[EXERCISE MATERIAL start]

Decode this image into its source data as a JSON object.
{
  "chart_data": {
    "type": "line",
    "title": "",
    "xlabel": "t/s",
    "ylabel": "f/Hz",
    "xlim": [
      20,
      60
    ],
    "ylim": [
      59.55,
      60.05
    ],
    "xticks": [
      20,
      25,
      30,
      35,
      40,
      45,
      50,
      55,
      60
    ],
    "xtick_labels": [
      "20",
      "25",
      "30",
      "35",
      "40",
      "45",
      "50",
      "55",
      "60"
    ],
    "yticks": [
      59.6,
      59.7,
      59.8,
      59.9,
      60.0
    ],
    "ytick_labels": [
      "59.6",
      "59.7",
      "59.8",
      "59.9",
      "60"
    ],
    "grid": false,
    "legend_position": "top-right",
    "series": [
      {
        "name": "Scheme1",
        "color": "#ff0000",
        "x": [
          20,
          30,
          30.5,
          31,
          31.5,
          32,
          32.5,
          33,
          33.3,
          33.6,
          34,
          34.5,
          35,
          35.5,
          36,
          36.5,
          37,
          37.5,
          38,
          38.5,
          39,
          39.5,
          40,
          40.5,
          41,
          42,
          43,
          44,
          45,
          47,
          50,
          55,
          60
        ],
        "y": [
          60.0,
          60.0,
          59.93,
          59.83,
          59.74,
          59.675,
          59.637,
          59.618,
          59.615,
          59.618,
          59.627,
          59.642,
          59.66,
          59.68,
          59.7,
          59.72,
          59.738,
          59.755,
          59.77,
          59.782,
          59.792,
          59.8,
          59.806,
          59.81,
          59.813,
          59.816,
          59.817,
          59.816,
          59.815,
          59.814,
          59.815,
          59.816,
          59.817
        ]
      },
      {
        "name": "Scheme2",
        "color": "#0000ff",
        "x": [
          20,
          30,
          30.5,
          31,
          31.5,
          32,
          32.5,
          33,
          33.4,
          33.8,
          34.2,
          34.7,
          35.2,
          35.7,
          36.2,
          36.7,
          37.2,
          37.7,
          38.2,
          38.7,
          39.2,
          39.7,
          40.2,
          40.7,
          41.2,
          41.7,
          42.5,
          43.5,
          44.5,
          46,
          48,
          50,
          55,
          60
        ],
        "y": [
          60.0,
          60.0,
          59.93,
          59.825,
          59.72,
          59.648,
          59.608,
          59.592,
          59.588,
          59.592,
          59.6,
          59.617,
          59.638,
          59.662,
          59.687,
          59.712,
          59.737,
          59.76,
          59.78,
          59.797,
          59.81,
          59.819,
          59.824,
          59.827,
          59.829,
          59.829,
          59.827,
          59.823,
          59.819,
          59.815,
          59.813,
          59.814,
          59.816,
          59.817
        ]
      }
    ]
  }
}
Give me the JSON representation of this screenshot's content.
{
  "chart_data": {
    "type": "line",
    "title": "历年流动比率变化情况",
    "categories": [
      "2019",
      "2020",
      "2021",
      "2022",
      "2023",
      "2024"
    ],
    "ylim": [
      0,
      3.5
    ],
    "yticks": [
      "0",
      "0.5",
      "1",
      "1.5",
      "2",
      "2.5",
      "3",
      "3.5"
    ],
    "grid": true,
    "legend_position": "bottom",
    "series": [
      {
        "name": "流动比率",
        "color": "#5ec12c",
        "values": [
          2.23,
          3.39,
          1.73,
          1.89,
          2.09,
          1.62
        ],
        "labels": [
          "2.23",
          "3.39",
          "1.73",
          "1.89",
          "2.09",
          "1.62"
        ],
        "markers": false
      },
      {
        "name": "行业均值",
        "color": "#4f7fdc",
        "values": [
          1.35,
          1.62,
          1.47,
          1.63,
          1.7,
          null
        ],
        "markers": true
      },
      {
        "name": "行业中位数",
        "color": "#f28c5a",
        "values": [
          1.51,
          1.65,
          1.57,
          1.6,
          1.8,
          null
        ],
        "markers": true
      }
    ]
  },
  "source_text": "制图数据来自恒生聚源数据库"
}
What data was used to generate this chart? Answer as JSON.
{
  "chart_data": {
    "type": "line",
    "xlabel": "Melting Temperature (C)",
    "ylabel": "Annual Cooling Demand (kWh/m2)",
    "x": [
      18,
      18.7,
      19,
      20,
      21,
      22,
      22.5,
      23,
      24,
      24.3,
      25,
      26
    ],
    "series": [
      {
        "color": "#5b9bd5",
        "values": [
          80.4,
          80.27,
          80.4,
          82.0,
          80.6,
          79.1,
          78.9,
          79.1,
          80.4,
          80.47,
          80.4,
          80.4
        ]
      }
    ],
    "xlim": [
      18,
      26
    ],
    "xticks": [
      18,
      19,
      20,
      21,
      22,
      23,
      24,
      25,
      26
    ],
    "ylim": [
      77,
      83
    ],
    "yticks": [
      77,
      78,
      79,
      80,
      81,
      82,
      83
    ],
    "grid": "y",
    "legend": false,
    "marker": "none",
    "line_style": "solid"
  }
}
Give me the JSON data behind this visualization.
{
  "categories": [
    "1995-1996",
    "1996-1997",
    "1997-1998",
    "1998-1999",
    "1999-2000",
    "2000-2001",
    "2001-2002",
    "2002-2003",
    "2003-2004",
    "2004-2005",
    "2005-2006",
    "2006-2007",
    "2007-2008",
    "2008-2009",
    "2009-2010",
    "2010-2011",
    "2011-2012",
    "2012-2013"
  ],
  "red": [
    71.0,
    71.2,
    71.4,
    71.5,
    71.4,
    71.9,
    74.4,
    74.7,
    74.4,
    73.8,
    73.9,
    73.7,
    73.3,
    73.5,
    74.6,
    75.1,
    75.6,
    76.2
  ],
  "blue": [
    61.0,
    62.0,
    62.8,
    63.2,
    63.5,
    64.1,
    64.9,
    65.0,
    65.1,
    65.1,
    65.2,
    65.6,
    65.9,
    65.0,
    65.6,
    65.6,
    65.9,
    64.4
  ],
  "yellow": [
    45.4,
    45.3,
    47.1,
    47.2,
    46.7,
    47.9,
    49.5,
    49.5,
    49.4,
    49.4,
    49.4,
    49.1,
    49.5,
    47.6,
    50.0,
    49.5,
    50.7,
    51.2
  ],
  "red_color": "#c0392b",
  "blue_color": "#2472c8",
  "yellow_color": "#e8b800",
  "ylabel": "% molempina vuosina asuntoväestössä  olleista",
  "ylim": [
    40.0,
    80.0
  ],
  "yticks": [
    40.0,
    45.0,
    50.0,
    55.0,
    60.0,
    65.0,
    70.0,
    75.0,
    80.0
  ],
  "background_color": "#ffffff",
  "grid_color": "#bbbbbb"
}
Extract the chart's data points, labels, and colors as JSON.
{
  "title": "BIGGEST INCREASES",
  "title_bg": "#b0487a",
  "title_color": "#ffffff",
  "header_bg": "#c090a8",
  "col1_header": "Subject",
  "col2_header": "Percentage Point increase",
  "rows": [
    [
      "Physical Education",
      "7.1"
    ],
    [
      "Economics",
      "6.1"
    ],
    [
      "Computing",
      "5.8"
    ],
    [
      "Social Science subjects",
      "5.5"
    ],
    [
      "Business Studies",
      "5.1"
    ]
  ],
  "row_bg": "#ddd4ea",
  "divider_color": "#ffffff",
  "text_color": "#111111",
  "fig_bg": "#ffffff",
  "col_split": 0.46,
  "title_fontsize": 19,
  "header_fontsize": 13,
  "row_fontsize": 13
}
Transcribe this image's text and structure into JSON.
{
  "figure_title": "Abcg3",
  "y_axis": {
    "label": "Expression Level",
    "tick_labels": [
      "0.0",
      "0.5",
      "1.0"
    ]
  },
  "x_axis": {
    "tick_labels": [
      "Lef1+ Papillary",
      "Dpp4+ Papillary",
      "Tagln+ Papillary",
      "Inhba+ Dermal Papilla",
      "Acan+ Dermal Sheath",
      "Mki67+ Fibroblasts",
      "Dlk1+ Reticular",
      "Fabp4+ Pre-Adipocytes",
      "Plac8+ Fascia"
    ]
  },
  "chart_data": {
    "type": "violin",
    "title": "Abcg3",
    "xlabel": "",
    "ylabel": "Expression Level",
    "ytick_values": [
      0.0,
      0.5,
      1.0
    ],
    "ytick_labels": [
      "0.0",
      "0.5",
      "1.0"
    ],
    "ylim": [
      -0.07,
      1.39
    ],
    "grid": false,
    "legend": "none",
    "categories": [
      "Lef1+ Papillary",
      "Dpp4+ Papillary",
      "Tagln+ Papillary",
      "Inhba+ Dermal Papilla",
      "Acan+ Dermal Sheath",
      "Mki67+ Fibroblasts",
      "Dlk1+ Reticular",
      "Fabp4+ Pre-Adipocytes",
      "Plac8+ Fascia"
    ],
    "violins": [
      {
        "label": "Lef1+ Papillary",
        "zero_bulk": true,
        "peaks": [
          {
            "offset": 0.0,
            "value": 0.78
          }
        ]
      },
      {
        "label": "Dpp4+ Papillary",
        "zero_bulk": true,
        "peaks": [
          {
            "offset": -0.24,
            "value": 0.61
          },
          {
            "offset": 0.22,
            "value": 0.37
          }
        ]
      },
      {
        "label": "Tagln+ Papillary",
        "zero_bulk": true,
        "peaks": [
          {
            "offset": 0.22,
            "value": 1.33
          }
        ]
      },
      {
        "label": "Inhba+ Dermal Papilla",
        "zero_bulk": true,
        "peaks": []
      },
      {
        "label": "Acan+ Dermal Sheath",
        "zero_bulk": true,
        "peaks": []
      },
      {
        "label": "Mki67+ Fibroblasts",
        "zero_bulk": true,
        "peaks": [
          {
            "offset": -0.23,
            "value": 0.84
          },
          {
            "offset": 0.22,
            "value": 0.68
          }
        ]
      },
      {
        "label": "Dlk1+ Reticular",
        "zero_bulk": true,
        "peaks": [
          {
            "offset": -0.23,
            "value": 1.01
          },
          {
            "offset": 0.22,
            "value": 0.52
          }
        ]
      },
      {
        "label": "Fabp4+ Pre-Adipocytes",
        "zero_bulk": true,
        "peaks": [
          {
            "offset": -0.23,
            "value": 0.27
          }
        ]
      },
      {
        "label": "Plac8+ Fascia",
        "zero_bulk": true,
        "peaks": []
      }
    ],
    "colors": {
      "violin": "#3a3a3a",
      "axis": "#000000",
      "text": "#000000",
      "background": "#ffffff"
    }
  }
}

[EXERCISE MATERIAL end]

# GOAL
Copy every line of the listing where the word "xlabel" appears.

# RESULT OF THIS TASK
    "xlabel": "t/s",
    "xlabel": "Melting Temperature (C)",
    "xlabel": "",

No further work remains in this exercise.